• _EXERCISE BRIEF_:
Find every line in the records below that holds the word "jármű" and copy it.

• _RECORD SET_:
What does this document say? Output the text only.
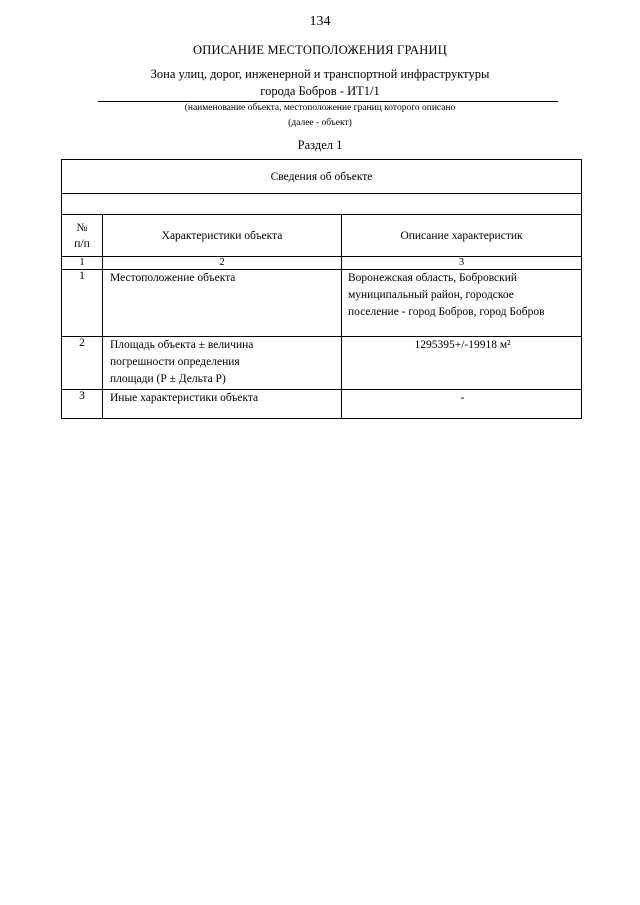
134
ОПИСАНИЕ МЕСТОПОЛОЖЕНИЯ ГРАНИЦ
Зона улиц, дорог, инженерной и транспортной инфраструктуры
города Бобров - ИТ1/1
(наименование объекта, местоположение границ которого описано
(далее - объект)
Раздел 1
Сведения об объекте		

№
п/п	Характеристики объекта	Описание характеристик
1	2	3
1	Местоположение объекта	Воронежская область, Бобровский
муниципальный район, городское
поселение - город Бобров, город Бобров

2	Площадь объекта ± величина
погрешности определения
площади (Р ± Дельта Р)	1295395+/-19918 м²
3	Иные характеристики объекта	-
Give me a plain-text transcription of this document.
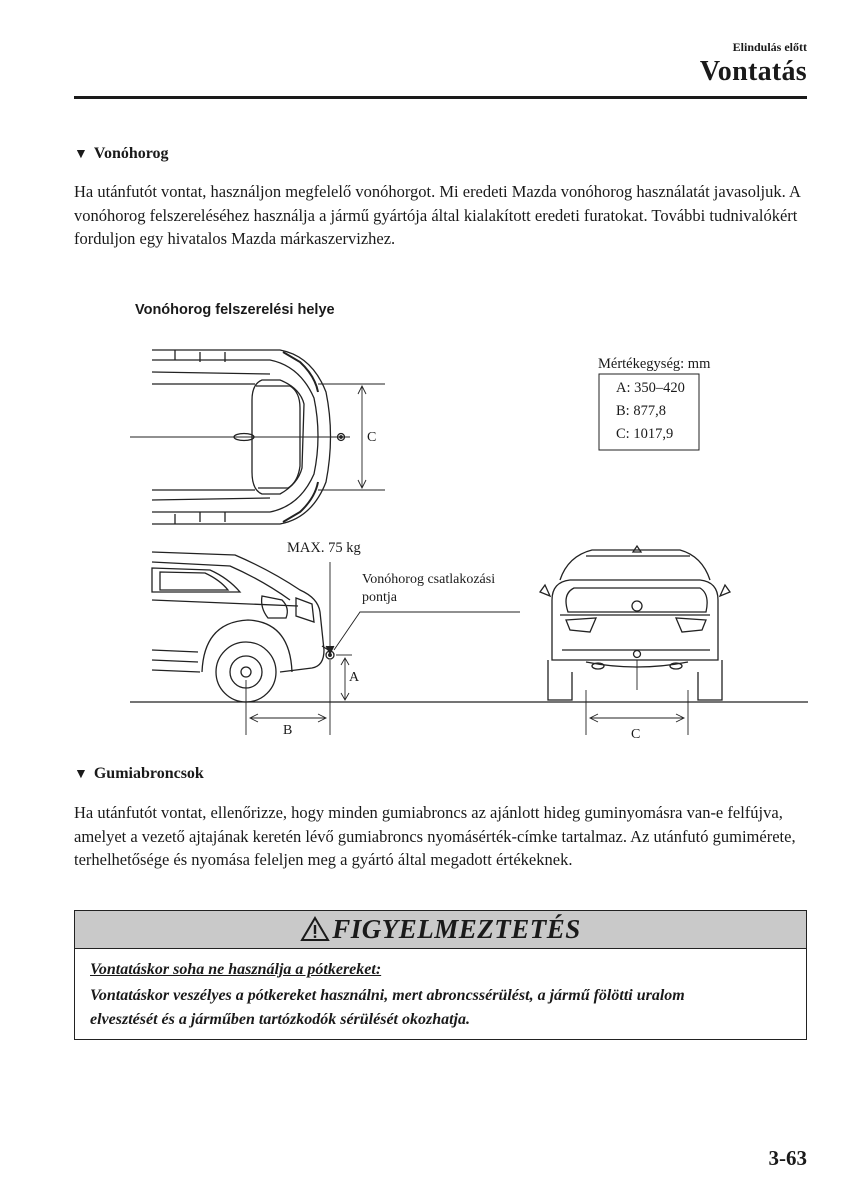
Elindulás előtt
Vontatás
▼ Vonóhorog
Ha utánfutót vontat, használjon megfelelő vonóhorgot. Mi eredeti Mazda vonóhorog használatát javasoljuk. A vonóhorog felszereléséhez használja a jármű gyártója által kialakított eredeti furatokat. További tudnivalókért forduljon egy hivatalos Mazda márkaszervizhez.
Vonóhorog felszerelési helye
Mértékegység: mm
A: 350–420
B: 877,8
C: 1017,9
C
MAX. 75 kg
Vonóhorog csatlakozási
pontja
A
B	C
▼ Gumiabroncsok
Ha utánfutót vontat, ellenőrizze, hogy minden gumiabroncs az ajánlott hideg guminyomásra van-e felfújva, amelyet a vezető ajtajának keretén lévő gumiabroncs nyomásérték-címke tartalmaz. Az utánfutó gumimérete, terhelhetősége és nyomása feleljen meg a gyártó által megadott értékeknek.
FIGYELMEZTETÉS
Vontatáskor soha ne használja a pótkereket:
Vontatáskor veszélyes a pótkereket használni, mert abroncssérülést, a jármű fölötti uralom elvesztését és a járműben tartózkodók sérülését okozhatja.
3-63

• _WORKED SOLUTION_:
Ha utánfutót vontat, használjon megfelelő vonóhorgot. Mi eredeti Mazda vonóhorog használatát javasoljuk. A vonóhorog felszereléséhez használja a jármű gyártója által kialakított eredeti furatokat. További tudnivalókért forduljon egy hivatalos Mazda márkaszervizhez.
Vontatáskor veszélyes a pótkereket használni, mert abroncssérülést, a jármű fölötti uralom elvesztését és a járműben tartózkodók sérülését okozhatja.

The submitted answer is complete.